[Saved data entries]
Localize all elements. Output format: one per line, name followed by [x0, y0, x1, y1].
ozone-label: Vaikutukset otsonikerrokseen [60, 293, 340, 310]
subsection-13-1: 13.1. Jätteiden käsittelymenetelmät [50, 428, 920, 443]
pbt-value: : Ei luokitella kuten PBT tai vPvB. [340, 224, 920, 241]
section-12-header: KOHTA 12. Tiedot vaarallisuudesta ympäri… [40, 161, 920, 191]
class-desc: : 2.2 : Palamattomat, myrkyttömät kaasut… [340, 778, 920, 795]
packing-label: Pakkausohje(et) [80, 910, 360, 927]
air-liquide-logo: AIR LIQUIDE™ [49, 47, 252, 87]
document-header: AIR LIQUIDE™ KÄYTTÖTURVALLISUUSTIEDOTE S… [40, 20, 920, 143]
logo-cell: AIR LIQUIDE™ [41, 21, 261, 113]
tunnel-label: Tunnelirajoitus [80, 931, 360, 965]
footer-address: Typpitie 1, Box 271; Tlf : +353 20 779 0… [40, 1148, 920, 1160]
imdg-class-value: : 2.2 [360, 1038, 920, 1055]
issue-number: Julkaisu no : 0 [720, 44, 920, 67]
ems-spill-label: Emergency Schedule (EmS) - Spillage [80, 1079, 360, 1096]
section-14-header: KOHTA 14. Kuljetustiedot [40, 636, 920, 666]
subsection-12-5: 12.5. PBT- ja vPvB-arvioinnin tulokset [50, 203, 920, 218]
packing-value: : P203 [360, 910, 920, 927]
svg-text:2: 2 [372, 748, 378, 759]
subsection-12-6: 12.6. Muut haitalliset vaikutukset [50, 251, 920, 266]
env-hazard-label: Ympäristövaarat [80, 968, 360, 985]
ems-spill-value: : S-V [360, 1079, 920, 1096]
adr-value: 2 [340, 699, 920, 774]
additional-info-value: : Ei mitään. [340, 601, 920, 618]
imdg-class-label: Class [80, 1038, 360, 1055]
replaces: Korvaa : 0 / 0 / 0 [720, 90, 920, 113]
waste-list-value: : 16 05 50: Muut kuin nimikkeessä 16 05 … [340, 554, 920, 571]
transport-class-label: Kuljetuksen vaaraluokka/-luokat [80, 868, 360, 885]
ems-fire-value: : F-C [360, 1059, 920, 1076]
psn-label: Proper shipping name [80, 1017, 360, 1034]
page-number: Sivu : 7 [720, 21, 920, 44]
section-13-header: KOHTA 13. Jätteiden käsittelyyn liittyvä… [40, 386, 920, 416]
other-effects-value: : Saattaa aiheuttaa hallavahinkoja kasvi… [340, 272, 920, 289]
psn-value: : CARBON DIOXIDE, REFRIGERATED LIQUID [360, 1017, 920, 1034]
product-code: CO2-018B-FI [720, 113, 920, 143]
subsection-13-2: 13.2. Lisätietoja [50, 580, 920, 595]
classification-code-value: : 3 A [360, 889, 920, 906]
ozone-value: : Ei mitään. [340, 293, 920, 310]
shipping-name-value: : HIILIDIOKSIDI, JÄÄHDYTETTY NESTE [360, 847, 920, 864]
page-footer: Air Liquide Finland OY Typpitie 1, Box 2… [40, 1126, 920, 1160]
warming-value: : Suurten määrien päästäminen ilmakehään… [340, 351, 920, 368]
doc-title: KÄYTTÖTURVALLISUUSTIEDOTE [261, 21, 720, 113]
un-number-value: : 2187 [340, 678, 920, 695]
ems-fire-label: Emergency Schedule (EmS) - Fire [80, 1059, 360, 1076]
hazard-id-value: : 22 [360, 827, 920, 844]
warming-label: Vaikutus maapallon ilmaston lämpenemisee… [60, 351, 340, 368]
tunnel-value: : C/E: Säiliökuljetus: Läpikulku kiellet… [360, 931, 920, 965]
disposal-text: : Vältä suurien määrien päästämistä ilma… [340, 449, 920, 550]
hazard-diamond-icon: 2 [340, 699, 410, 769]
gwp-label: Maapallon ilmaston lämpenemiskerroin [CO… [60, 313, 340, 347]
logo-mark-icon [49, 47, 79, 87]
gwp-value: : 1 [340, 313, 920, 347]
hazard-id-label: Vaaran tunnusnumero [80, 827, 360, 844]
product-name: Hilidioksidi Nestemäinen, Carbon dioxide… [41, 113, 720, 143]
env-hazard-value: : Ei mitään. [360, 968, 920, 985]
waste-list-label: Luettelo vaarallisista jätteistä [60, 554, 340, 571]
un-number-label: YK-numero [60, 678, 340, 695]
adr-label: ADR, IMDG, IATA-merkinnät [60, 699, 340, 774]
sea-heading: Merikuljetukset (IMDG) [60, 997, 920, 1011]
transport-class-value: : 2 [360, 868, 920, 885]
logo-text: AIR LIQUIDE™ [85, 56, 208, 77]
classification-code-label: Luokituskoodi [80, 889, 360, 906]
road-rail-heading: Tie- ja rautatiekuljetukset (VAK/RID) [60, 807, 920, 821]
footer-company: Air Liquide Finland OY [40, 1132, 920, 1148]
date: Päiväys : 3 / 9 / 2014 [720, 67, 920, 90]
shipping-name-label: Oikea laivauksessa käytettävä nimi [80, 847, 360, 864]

Objective –
Extract, without alteration, every line of the records from the first one through the line containing "logo-cell: AIR LIQUIDE™ [41, 21, 261, 113]", with both of those lines included.

The response –
Localize all elements. Output format: one per line, name followed by [x0, y0, x1, y1].
ozone-label: Vaikutukset otsonikerrokseen [60, 293, 340, 310]
subsection-13-1: 13.1. Jätteiden käsittelymenetelmät [50, 428, 920, 443]
pbt-value: : Ei luokitella kuten PBT tai vPvB. [340, 224, 920, 241]
section-12-header: KOHTA 12. Tiedot vaarallisuudesta ympäri… [40, 161, 920, 191]
class-desc: : 2.2 : Palamattomat, myrkyttömät kaasut… [340, 778, 920, 795]
packing-label: Pakkausohje(et) [80, 910, 360, 927]
air-liquide-logo: AIR LIQUIDE™ [49, 47, 252, 87]
document-header: AIR LIQUIDE™ KÄYTTÖTURVALLISUUSTIEDOTE S… [40, 20, 920, 143]
logo-cell: AIR LIQUIDE™ [41, 21, 261, 113]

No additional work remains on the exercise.